# Requirements
Make an exact copy of the records, with the images left out.

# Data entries
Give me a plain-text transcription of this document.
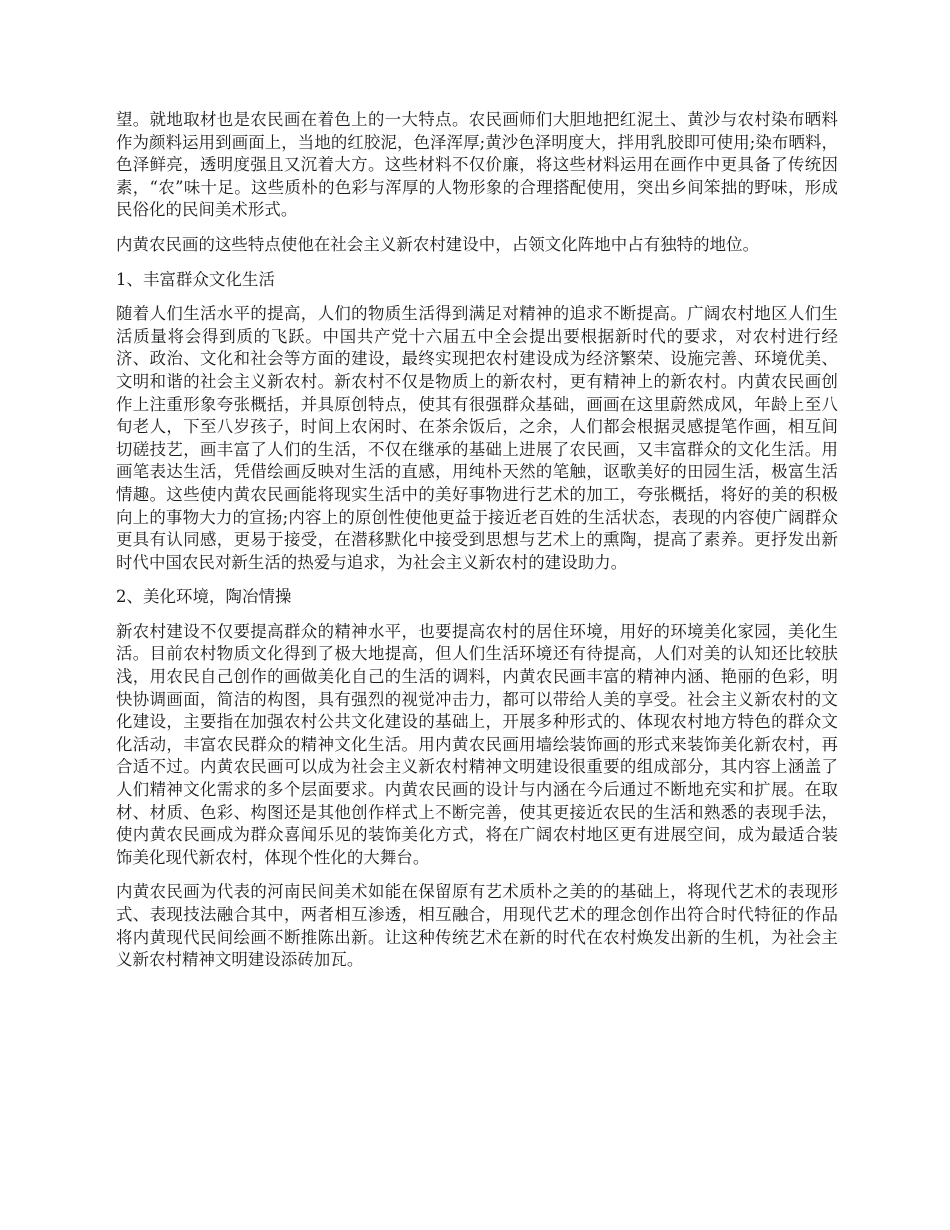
望。就地取材也是农民画在着色上的一大特点。农民画师们大胆地把红泥土、黄沙与农村染布晒料作为颜料运用到画面上，当地的红胶泥，色泽浑厚;黄沙色泽明度大，拌用乳胶即可使用;染布晒料，色泽鲜亮，透明度强且又沉着大方。这些材料不仅价廉，将这些材料运用在画作中更具备了传统因素，“农”味十足。这些质朴的色彩与浑厚的人物形象的合理搭配使用，突出乡间笨拙的野味，形成民俗化的民间美术形式。

内黄农民画的这些特点使他在社会主义新农村建设中，占领文化阵地中占有独特的地位。

1、丰富群众文化生活

随着人们生活水平的提高，人们的物质生活得到满足对精神的追求不断提高。广阔农村地区人们生活质量将会得到质的飞跃。中国共产党十六届五中全会提出要根据新时代的要求，对农村进行经济、政治、文化和社会等方面的建设，最终实现把农村建设成为经济繁荣、设施完善、环境优美、文明和谐的社会主义新农村。新农村不仅是物质上的新农村，更有精神上的新农村。内黄农民画创作上注重形象夸张概括，并具原创特点，使其有很强群众基础，画画在这里蔚然成风，年龄上至八旬老人，下至八岁孩子，时间上农闲时、在茶余饭后，之余，人们都会根据灵感提笔作画，相互间切磋技艺，画丰富了人们的生活，不仅在继承的基础上进展了农民画，又丰富群众的文化生活。用画笔表达生活，凭借绘画反映对生活的直感，用纯朴天然的笔触，讴歌美好的田园生活，极富生活情趣。这些使内黄农民画能将现实生活中的美好事物进行艺术的加工，夸张概括，将好的美的积极向上的事物大力的宣扬;内容上的原创性使他更益于接近老百姓的生活状态，表现的内容使广阔群众更具有认同感，更易于接受，在潜移默化中接受到思想与艺术上的熏陶，提高了素养。更抒发出新时代中国农民对新生活的热爱与追求，为社会主义新农村的建设助力。

2、美化环境，陶冶情操

新农村建设不仅要提高群众的精神水平，也要提高农村的居住环境，用好的环境美化家园，美化生活。目前农村物质文化得到了极大地提高，但人们生活环境还有待提高，人们对美的认知还比较肤浅，用农民自己创作的画做美化自己的生活的调料，内黄农民画丰富的精神内涵、艳丽的色彩，明快协调画面，简洁的构图，具有强烈的视觉冲击力，都可以带给人美的享受。社会主义新农村的文化建设，主要指在加强农村公共文化建设的基础上，开展多种形式的、体现农村地方特色的群众文化活动，丰富农民群众的精神文化生活。用内黄农民画用墙绘装饰画的形式来装饰美化新农村，再合适不过。内黄农民画可以成为社会主义新农村精神文明建设很重要的组成部分，其内容上涵盖了人们精神文化需求的多个层面要求。内黄农民画的设计与内涵在今后通过不断地充实和扩展。在取材、材质、色彩、构图还是其他创作样式上不断完善，使其更接近农民的生活和熟悉的表现手法，使内黄农民画成为群众喜闻乐见的装饰美化方式，将在广阔农村地区更有进展空间，成为最适合装饰美化现代新农村，体现个性化的大舞台。

内黄农民画为代表的河南民间美术如能在保留原有艺术质朴之美的的基础上，将现代艺术的表现形式、表现技法融合其中，两者相互渗透，相互融合，用现代艺术的理念创作出符合时代特征的作品将内黄现代民间绘画不断推陈出新。让这种传统艺术在新的时代在农村焕发出新的生机，为社会主义新农村精神文明建设添砖加瓦。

# Answer in full
Give me a plain-text transcription of this document.
望。就地取材也是农民画在着色上的一大特点。农民画师们大胆地把红泥土、黄沙与农村染布晒料作为颜料运用到画面上，当地的红胶泥，色泽浑厚;黄沙色泽明度大，拌用乳胶即可使用;染布晒料，色泽鲜亮，透明度强且又沉着大方。这些材料不仅价廉，将这些材料运用在画作中更具备了传统因素，“农”味十足。这些质朴的色彩与浑厚的人物形象的合理搭配使用，突出乡间笨拙的野味，形成民俗化的民间美术形式。

内黄农民画的这些特点使他在社会主义新农村建设中，占领文化阵地中占有独特的地位。

1、丰富群众文化生活

随着人们生活水平的提高，人们的物质生活得到满足对精神的追求不断提高。广阔农村地区人们生活质量将会得到质的飞跃。中国共产党十六届五中全会提出要根据新时代的要求，对农村进行经济、政治、文化和社会等方面的建设，最终实现把农村建设成为经济繁荣、设施完善、环境优美、文明和谐的社会主义新农村。新农村不仅是物质上的新农村，更有精神上的新农村。内黄农民画创作上注重形象夸张概括，并具原创特点，使其有很强群众基础，画画在这里蔚然成风，年龄上至八旬老人，下至八岁孩子，时间上农闲时、在茶余饭后，之余，人们都会根据灵感提笔作画，相互间切磋技艺，画丰富了人们的生活，不仅在继承的基础上进展了农民画，又丰富群众的文化生活。用画笔表达生活，凭借绘画反映对生活的直感，用纯朴天然的笔触，讴歌美好的田园生活，极富生活情趣。这些使内黄农民画能将现实生活中的美好事物进行艺术的加工，夸张概括，将好的美的积极向上的事物大力的宣扬;内容上的原创性使他更益于接近老百姓的生活状态，表现的内容使广阔群众更具有认同感，更易于接受，在潜移默化中接受到思想与艺术上的熏陶，提高了素养。更抒发出新时代中国农民对新生活的热爱与追求，为社会主义新农村的建设助力。

2、美化环境，陶冶情操

新农村建设不仅要提高群众的精神水平，也要提高农村的居住环境，用好的环境美化家园，美化生活。目前农村物质文化得到了极大地提高，但人们生活环境还有待提高，人们对美的认知还比较肤浅，用农民自己创作的画做美化自己的生活的调料，内黄农民画丰富的精神内涵、艳丽的色彩，明快协调画面，简洁的构图，具有强烈的视觉冲击力，都可以带给人美的享受。社会主义新农村的文化建设，主要指在加强农村公共文化建设的基础上，开展多种形式的、体现农村地方特色的群众文化活动，丰富农民群众的精神文化生活。用内黄农民画用墙绘装饰画的形式来装饰美化新农村，再合适不过。内黄农民画可以成为社会主义新农村精神文明建设很重要的组成部分，其内容上涵盖了人们精神文化需求的多个层面要求。内黄农民画的设计与内涵在今后通过不断地充实和扩展。在取材、材质、色彩、构图还是其他创作样式上不断完善，使其更接近农民的生活和熟悉的表现手法，使内黄农民画成为群众喜闻乐见的装饰美化方式，将在广阔农村地区更有进展空间，成为最适合装饰美化现代新农村，体现个性化的大舞台。

内黄农民画为代表的河南民间美术如能在保留原有艺术质朴之美的的基础上，将现代艺术的表现形式、表现技法融合其中，两者相互渗透，相互融合，用现代艺术的理念创作出符合时代特征的作品将内黄现代民间绘画不断推陈出新。让这种传统艺术在新的时代在农村焕发出新的生机，为社会主义新农村精神文明建设添砖加瓦。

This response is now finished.